▶ Problem description
Whenever a line in the records below holds the string "fight", copy it out.
------------------------------------------------
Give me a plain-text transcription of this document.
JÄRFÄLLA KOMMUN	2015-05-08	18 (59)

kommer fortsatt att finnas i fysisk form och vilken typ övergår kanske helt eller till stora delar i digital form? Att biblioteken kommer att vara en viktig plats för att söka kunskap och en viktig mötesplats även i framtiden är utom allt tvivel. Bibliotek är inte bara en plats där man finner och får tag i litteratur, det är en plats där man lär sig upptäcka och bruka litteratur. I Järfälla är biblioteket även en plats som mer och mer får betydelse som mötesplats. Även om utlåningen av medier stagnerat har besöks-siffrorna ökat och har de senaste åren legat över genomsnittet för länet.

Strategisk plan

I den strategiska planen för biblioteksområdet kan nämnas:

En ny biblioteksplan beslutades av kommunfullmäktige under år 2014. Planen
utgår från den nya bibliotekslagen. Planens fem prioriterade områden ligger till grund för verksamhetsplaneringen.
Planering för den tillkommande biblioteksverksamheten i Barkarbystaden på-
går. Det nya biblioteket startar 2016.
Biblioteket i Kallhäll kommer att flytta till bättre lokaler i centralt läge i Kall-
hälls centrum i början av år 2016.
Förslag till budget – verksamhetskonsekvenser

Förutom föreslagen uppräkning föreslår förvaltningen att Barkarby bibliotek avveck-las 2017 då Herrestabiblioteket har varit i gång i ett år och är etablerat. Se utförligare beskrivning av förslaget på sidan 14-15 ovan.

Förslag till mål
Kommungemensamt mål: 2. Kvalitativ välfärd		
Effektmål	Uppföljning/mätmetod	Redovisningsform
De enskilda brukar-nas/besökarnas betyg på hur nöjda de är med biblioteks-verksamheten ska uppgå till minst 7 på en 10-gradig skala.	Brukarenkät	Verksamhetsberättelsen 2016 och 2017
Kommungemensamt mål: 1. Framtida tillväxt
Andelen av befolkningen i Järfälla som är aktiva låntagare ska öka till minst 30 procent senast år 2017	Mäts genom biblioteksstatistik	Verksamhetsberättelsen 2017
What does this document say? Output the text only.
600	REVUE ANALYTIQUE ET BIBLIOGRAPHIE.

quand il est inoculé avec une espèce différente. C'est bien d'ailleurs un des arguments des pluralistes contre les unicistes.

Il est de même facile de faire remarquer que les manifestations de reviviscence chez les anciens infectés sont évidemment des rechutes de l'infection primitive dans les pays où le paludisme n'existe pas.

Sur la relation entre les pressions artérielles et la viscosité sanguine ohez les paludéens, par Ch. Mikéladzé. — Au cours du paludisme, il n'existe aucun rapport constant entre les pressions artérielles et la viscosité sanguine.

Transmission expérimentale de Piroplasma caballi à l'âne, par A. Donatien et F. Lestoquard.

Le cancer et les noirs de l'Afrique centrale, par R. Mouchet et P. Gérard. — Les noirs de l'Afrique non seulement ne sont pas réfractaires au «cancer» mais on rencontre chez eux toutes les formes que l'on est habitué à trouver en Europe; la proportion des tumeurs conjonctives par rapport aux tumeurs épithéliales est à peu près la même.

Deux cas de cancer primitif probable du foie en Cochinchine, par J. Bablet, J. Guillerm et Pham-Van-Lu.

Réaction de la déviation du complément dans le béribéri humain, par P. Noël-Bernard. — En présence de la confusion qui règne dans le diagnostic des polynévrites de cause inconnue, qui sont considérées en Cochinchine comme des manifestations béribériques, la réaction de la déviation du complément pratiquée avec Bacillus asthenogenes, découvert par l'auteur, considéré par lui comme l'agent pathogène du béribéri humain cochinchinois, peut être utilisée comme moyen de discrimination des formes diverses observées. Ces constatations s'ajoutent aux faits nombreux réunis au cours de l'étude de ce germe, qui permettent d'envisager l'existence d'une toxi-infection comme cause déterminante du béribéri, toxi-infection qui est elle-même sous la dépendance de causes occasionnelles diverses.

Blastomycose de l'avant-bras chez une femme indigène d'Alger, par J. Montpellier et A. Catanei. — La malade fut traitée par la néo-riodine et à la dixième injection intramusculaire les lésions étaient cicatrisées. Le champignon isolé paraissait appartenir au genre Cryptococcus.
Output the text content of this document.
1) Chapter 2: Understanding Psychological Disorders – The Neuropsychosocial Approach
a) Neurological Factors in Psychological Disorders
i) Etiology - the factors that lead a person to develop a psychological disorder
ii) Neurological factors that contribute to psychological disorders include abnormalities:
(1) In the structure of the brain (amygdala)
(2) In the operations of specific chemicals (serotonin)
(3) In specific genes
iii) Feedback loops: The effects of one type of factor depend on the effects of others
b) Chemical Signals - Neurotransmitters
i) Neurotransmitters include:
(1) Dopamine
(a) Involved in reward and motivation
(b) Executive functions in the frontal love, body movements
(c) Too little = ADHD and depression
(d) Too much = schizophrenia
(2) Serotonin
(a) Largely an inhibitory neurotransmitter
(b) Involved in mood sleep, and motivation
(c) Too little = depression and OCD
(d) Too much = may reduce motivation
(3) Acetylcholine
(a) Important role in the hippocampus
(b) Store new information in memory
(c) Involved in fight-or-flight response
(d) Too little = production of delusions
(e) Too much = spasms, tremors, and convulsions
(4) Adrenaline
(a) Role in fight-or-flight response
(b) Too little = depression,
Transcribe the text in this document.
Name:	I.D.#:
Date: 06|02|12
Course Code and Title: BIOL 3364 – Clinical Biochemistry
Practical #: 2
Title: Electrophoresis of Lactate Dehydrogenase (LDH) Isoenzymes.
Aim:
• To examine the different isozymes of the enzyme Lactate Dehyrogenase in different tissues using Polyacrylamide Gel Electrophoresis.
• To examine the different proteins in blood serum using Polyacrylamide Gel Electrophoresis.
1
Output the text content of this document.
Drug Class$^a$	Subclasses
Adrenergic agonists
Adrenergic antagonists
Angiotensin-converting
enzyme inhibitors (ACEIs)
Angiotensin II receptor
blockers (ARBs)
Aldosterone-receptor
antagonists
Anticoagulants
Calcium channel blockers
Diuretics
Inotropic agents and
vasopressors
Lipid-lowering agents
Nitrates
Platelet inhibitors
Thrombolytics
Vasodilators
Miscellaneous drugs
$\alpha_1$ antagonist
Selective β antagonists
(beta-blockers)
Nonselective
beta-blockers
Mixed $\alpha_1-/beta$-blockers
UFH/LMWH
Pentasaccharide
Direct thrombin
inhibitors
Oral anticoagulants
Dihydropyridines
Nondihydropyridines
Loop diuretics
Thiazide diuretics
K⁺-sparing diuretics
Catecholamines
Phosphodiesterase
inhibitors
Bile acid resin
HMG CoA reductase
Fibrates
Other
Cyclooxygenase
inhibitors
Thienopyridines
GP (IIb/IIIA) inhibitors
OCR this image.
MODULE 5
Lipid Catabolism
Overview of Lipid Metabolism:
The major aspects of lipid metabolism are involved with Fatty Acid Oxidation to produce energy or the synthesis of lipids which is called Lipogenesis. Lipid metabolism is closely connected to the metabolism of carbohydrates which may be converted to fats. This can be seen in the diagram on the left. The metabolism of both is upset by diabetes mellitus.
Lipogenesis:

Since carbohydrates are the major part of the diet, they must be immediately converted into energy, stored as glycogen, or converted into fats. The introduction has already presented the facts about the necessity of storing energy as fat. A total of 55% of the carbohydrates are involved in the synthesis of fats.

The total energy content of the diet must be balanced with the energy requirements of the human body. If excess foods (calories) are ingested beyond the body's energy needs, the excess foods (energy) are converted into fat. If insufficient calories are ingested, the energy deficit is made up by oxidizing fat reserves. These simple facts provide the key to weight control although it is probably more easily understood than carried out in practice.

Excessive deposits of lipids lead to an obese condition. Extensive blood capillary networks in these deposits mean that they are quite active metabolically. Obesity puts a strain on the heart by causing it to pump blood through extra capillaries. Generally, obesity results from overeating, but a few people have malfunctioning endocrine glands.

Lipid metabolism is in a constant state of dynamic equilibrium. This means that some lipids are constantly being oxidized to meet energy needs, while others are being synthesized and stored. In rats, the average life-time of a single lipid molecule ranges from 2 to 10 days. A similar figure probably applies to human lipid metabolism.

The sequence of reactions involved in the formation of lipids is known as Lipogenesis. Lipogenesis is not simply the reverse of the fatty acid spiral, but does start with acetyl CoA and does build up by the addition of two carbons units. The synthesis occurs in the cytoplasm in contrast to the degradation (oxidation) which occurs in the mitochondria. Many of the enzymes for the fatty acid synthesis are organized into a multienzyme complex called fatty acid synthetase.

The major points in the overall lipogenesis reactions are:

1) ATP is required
------------------------------------------------
▶ Solution below
(c) Involved in fight-or-flight response
(a) Role in fight-or-flight response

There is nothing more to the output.